GIVEN TASK = Using the entries that follow, collect the lines where the word "initials" appears.

SUPPLIED RECORDS =

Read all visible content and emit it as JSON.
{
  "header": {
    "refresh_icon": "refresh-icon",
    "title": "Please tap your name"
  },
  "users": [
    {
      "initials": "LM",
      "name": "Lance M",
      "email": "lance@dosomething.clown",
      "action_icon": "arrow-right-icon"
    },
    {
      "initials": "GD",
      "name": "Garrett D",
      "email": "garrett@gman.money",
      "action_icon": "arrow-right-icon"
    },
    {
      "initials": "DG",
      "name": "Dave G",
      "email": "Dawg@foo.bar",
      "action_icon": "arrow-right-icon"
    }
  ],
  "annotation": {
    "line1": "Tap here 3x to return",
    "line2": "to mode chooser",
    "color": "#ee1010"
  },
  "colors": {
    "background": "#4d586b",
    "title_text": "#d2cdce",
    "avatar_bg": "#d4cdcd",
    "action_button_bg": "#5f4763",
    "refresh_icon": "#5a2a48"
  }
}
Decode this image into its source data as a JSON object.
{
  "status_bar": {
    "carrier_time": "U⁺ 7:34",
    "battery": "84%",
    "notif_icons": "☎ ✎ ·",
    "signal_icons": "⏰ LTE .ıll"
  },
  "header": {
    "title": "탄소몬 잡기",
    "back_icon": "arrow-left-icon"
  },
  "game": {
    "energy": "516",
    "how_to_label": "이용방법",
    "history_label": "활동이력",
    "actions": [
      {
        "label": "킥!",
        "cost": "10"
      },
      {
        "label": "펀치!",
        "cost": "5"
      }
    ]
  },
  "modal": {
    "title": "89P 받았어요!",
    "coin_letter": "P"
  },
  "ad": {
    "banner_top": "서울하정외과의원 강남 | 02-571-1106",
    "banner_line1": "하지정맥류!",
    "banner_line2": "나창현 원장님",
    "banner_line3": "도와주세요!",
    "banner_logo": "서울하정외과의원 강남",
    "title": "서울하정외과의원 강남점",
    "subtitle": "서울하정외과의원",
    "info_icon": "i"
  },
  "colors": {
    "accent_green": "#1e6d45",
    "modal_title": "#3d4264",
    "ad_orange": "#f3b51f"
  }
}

CORRECT ANSWER =
      "initials": "LM",
      "initials": "GD",
      "initials": "DG",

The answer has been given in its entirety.